Filter out everything except lines holding "Needy".

┌─ Data listing

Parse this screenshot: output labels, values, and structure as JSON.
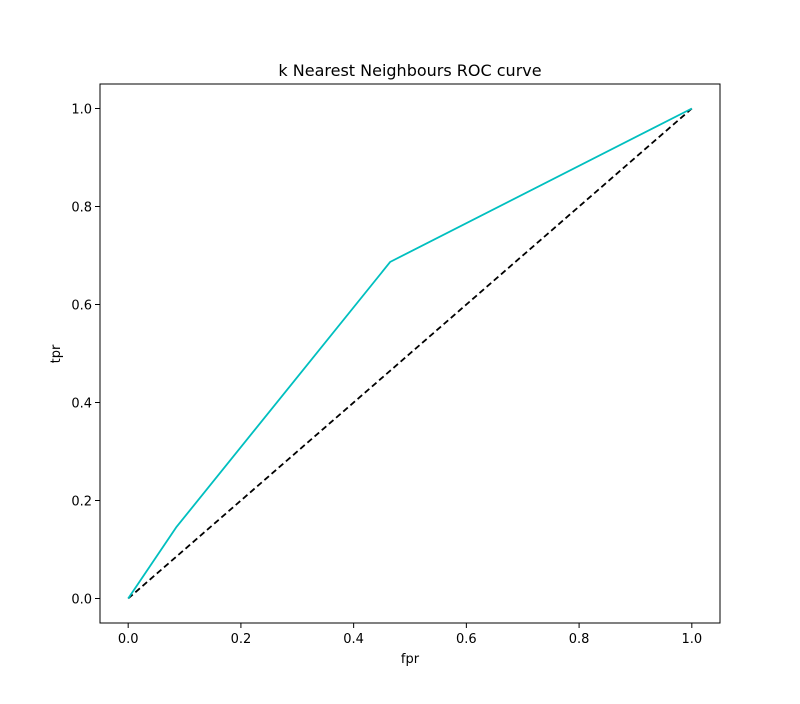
{
  "chart_data": {
    "type": "line",
    "title": "k Nearest Neighbours ROC curve",
    "xlabel": "fpr",
    "ylabel": "tpr",
    "xlim": [
      -0.05,
      1.05
    ],
    "ylim": [
      -0.05,
      1.05
    ],
    "x_ticks": [
      0.0,
      0.2,
      0.4,
      0.6,
      0.8,
      1.0
    ],
    "y_ticks": [
      0.0,
      0.2,
      0.4,
      0.6,
      0.8,
      1.0
    ],
    "x_tick_labels": [
      "0.0",
      "0.2",
      "0.4",
      "0.6",
      "0.8",
      "1.0"
    ],
    "y_tick_labels": [
      "0.0",
      "0.2",
      "0.4",
      "0.6",
      "0.8",
      "1.0"
    ],
    "grid": false,
    "series": [
      {
        "style": "solid",
        "color": "#00bfbf",
        "x": [
          0.0,
          0.085,
          0.465,
          1.0
        ],
        "y": [
          0.0,
          0.145,
          0.687,
          1.0
        ]
      },
      {
        "style": "dashed",
        "color": "#000000",
        "x": [
          0.0,
          1.0
        ],
        "y": [
          0.0,
          1.0
        ]
      }
    ]
  }
}
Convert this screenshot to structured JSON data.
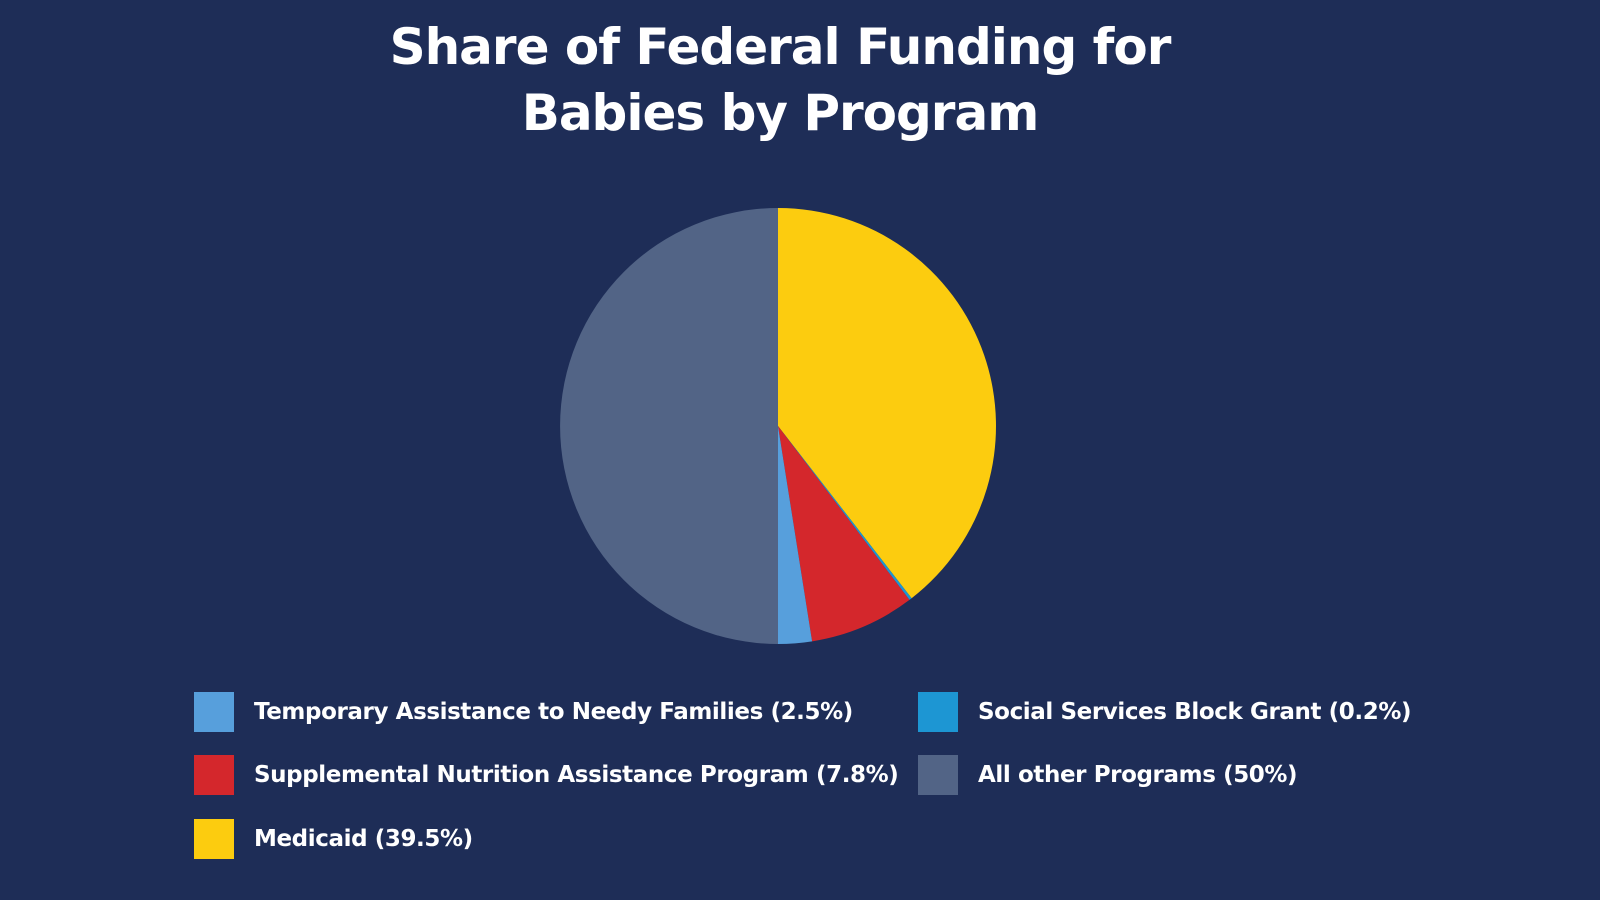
{
  "chart_data": {
    "type": "pie",
    "title_lines": [
      "Share of Federal Funding for",
      "Babies by Program"
    ],
    "slices": [
      {
        "label": "Medicaid (39.5%)",
        "name": "Medicaid",
        "value": 39.5,
        "color": "#fccc0f"
      },
      {
        "label": "Social Services Block Grant (0.2%)",
        "name": "Social Services Block Grant",
        "value": 0.2,
        "color": "#1d96d3"
      },
      {
        "label": "Supplemental Nutrition Assistance Program (7.8%)",
        "name": "Supplemental Nutrition Assistance Program",
        "value": 7.8,
        "color": "#d4272c"
      },
      {
        "label": "Temporary Assistance to Needy Families (2.5%)",
        "name": "Temporary Assistance to Needy Families",
        "value": 2.5,
        "color": "#579fdc"
      },
      {
        "label": "All other Programs (50%)",
        "name": "All other Programs",
        "value": 50,
        "color": "#526486"
      }
    ],
    "legend_position": "bottom"
  }
}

└─

Solution to the exercise:
        "label": "Temporary Assistance to Needy Families (2.5%)",
        "name": "Temporary Assistance to Needy Families",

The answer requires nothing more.